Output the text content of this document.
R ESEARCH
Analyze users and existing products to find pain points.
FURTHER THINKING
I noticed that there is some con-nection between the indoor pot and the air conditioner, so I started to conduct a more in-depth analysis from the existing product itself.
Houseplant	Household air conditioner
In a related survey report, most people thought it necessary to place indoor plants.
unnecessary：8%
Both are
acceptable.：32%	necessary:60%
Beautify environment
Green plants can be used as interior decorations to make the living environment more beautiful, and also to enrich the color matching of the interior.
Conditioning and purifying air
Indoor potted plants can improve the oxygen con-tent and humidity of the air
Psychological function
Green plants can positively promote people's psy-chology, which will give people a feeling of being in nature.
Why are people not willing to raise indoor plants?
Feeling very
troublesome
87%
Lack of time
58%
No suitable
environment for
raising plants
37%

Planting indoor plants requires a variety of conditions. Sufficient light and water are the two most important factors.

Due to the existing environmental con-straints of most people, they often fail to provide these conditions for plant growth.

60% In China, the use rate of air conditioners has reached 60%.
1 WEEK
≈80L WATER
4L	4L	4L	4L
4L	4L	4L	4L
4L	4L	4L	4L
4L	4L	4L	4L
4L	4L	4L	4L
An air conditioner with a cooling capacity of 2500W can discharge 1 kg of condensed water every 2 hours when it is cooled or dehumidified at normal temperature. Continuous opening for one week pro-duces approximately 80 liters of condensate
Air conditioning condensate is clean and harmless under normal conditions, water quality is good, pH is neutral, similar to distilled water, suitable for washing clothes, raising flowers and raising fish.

━━━

▸ **Brief**
From the material above, copy each line that includes the word "people".

▸ **Result of this task**
In a related survey report, most people thought it necessary to place indoor plants.
Green plants can positively promote people's psy-chology, which will give people a feeling of being in nature.
Why are people not willing to raise indoor plants?
Due to the existing environmental con-straints of most people, they often fail to provide these conditions for plant growth.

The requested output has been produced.